The task:
State the count of lines below in which the word "ylabel" appears, and add nothing.

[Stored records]
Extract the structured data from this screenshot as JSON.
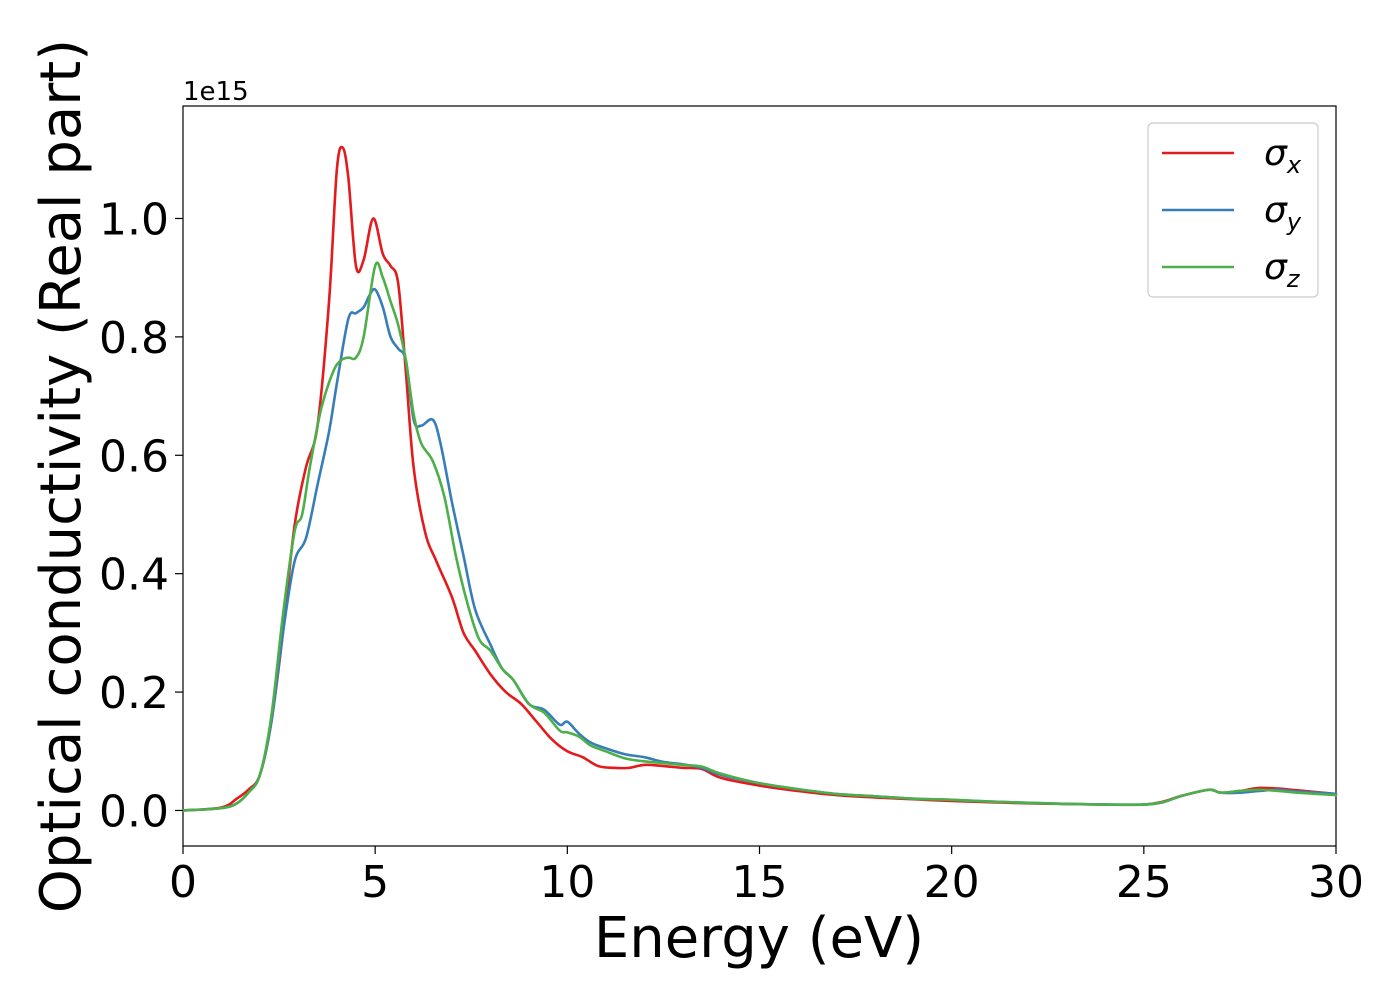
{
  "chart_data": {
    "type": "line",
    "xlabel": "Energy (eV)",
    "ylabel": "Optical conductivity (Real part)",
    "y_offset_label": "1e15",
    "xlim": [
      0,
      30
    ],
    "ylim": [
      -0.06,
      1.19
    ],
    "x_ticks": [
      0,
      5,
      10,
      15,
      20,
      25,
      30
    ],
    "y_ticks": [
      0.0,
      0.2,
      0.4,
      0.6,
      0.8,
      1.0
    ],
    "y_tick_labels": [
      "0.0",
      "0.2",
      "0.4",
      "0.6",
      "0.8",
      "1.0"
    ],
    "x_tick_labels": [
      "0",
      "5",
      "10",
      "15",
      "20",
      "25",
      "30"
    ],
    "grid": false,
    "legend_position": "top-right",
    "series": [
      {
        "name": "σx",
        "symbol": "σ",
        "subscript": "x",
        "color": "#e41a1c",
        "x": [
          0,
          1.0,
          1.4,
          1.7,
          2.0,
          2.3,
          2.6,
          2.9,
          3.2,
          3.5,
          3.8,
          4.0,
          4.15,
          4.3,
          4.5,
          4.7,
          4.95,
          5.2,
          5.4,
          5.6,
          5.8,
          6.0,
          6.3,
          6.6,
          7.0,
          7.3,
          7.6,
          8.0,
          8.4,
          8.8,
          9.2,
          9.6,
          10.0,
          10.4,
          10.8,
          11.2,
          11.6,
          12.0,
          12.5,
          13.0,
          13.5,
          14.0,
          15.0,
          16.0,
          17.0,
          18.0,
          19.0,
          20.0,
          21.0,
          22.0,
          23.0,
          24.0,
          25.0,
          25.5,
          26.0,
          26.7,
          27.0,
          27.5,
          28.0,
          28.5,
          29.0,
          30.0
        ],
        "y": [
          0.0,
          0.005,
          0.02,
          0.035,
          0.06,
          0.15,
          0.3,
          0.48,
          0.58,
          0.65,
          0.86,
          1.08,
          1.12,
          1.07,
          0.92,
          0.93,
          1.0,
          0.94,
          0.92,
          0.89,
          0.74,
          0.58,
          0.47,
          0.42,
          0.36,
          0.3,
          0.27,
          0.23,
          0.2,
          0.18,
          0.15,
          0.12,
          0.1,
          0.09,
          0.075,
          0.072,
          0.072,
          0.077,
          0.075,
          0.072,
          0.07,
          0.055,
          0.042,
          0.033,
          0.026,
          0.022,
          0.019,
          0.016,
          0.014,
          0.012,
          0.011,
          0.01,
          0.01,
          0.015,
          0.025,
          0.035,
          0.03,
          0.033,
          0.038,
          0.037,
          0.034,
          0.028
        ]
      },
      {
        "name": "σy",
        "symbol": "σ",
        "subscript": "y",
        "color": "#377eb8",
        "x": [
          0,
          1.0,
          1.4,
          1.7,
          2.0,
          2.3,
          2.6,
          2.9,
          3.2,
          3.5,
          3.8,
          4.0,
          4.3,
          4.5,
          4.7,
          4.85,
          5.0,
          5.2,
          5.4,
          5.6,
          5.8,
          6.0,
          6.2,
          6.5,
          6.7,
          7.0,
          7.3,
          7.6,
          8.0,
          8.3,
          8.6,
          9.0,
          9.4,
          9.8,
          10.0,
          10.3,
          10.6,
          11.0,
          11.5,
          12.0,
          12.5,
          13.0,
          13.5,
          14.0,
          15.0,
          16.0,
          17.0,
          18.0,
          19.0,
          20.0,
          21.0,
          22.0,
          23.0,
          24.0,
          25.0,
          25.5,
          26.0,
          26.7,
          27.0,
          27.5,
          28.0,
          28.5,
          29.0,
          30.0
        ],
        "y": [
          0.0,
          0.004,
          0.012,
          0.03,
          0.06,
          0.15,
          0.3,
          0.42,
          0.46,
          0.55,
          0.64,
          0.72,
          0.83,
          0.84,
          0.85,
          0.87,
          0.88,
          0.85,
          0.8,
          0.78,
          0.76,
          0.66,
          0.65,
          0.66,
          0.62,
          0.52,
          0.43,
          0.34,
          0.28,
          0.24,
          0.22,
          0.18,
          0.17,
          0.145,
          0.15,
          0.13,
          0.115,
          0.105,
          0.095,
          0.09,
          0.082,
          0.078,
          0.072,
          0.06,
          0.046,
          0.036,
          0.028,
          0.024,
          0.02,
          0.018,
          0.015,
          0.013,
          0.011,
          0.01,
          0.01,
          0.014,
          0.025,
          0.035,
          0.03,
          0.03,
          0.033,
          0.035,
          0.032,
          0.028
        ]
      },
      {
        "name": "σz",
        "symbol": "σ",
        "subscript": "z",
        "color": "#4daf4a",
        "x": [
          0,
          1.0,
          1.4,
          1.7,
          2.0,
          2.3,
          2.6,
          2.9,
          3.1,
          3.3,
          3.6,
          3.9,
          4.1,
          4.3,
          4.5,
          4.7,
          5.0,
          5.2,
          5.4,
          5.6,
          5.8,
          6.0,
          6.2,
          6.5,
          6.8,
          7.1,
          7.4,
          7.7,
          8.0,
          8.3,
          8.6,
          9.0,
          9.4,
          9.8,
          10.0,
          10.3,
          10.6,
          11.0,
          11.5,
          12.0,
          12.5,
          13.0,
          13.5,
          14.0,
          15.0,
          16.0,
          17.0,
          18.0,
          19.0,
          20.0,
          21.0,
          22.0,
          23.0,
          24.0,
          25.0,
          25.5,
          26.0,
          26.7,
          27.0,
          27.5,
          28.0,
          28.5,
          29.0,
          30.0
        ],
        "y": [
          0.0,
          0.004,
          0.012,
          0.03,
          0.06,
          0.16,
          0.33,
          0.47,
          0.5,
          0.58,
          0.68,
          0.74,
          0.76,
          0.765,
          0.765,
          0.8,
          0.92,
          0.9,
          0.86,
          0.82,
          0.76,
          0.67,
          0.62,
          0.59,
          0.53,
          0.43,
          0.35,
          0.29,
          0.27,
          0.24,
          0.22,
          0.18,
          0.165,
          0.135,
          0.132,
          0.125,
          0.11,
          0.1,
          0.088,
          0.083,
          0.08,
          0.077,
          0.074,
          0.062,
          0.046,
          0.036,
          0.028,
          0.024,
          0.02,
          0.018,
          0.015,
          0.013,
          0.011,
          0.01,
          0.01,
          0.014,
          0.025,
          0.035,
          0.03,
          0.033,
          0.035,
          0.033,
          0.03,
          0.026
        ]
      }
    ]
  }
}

--

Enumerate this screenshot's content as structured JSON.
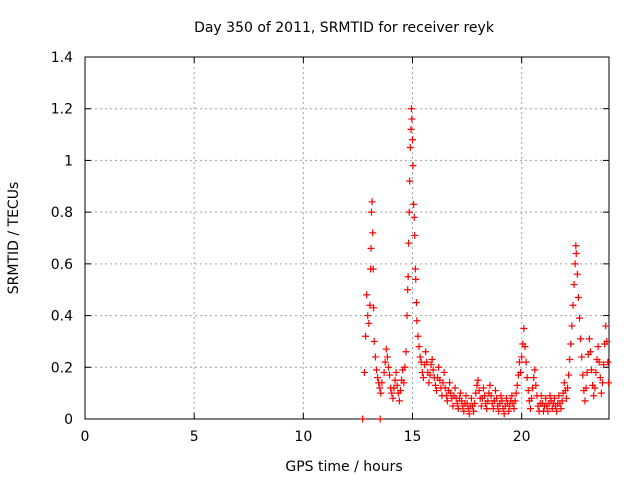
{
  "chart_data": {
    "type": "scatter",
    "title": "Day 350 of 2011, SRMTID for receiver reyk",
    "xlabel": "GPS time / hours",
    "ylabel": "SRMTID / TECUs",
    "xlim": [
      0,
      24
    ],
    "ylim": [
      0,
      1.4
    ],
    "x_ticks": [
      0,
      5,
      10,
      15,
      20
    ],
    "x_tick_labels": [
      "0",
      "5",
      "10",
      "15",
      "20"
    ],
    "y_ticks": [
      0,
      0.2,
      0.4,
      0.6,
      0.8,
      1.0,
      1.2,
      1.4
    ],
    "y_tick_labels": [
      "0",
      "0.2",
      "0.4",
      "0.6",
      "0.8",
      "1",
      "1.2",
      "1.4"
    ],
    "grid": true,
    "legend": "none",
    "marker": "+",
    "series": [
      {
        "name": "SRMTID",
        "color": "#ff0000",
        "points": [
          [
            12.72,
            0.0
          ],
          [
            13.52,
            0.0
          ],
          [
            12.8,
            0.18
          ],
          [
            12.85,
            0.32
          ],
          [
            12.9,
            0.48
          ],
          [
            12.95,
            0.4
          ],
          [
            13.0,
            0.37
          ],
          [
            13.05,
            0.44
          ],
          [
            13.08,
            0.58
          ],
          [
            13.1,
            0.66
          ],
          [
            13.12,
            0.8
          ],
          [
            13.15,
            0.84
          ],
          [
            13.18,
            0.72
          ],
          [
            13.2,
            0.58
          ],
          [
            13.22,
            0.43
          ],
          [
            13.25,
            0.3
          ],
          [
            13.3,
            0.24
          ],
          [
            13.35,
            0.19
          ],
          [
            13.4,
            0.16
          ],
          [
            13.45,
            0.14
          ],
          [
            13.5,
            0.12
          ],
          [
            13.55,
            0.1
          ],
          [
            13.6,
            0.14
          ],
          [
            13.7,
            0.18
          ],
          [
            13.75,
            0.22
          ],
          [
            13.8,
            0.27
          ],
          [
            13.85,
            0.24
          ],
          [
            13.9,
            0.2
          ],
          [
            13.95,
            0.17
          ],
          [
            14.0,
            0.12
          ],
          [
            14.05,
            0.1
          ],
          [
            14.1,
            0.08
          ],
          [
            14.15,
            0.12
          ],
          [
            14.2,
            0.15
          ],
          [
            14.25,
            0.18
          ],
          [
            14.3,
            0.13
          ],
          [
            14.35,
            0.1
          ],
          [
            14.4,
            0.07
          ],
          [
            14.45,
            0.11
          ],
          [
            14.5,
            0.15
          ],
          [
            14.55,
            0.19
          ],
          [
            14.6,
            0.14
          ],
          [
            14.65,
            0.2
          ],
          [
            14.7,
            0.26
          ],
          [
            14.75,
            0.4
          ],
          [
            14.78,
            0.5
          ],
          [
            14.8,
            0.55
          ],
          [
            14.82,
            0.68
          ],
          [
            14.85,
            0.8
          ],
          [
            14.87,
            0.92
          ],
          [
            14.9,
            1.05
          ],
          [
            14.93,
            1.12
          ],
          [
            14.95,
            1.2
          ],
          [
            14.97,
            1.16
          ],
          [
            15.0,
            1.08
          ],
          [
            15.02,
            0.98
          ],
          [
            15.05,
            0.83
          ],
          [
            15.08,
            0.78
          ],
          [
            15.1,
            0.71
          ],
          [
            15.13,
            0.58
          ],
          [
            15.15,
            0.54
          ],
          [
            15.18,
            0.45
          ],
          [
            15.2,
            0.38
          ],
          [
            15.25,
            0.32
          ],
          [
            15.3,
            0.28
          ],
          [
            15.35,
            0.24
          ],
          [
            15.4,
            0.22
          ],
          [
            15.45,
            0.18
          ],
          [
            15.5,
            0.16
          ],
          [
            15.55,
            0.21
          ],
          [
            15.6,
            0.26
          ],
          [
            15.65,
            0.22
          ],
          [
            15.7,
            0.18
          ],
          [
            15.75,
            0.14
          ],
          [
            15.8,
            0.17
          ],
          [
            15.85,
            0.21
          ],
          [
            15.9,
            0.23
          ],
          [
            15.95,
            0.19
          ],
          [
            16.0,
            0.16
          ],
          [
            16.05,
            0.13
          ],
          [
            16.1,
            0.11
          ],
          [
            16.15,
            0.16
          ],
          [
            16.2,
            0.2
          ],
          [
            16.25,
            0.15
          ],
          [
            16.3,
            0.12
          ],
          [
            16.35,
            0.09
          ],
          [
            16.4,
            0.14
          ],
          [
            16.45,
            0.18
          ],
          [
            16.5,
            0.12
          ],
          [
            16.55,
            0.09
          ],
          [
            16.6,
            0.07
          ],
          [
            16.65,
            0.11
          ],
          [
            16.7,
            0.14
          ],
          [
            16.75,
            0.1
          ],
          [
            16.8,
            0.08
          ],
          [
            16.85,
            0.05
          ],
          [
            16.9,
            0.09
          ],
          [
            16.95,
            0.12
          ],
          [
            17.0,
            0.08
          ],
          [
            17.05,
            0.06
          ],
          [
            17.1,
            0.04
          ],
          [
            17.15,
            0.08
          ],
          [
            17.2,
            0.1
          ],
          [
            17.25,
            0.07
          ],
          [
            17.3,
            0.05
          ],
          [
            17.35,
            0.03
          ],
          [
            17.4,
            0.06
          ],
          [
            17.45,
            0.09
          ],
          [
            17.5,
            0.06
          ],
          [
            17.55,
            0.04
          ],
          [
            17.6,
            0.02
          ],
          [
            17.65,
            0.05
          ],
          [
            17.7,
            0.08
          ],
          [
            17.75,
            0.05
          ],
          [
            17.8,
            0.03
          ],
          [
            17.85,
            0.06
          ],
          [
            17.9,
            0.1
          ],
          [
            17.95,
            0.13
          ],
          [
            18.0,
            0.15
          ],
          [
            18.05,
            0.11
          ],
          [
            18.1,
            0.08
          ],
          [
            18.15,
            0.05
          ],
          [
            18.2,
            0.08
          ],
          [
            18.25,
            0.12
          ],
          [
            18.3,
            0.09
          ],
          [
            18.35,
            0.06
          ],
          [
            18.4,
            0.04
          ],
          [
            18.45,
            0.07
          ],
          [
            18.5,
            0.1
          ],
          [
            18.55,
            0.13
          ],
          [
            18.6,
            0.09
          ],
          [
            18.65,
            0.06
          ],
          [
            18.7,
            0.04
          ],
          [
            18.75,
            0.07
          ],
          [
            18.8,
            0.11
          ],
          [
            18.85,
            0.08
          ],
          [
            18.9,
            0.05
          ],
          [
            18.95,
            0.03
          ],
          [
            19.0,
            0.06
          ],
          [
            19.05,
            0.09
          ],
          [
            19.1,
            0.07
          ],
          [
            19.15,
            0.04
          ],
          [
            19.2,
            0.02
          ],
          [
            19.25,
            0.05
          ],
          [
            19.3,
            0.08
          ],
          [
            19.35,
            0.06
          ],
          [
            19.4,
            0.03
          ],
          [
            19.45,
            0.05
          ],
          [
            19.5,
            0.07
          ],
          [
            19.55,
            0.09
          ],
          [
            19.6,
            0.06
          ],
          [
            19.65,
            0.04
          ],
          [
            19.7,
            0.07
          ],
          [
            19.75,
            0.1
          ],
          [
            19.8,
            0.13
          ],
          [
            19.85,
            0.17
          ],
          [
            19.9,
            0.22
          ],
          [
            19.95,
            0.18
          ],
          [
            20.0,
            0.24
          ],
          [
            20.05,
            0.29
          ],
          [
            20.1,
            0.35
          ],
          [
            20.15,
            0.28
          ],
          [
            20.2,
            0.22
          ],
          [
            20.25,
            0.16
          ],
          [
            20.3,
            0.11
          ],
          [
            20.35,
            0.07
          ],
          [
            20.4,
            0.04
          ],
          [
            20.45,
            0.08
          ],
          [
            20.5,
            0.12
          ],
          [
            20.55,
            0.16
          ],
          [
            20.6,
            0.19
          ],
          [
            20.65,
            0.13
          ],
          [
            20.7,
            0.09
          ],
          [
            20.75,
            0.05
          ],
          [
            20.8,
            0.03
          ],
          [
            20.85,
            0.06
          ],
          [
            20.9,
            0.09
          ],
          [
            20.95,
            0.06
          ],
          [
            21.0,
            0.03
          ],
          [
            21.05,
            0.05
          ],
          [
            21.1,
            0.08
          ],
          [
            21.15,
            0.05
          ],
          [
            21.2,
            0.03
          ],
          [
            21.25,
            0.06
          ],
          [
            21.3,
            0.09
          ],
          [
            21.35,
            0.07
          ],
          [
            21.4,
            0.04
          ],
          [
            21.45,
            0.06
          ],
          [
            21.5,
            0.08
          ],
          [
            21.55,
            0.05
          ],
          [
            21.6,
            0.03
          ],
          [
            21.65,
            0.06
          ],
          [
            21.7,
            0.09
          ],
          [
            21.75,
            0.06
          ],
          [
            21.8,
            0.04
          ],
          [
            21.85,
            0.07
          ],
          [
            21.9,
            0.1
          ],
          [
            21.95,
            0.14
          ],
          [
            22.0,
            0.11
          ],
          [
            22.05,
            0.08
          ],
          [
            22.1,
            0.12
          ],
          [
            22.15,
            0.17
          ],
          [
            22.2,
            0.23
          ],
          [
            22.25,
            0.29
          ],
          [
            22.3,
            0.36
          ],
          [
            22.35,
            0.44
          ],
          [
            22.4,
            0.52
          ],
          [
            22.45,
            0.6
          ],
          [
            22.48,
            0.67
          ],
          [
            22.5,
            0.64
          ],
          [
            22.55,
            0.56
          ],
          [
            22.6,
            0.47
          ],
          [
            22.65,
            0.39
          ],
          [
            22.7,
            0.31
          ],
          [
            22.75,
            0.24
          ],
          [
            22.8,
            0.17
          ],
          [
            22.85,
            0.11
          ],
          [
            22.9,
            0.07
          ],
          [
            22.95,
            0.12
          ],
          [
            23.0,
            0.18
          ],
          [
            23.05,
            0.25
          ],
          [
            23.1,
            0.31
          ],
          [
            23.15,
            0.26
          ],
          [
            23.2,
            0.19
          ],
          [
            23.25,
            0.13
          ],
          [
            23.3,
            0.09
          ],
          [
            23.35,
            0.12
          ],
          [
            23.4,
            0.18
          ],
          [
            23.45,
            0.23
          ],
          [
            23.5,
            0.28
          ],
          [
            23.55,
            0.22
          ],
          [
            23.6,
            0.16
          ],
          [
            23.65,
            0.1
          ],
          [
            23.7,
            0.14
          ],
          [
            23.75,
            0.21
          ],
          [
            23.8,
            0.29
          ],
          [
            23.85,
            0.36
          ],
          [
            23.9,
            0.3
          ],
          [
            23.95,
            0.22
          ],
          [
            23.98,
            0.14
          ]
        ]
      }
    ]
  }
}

The answer:
2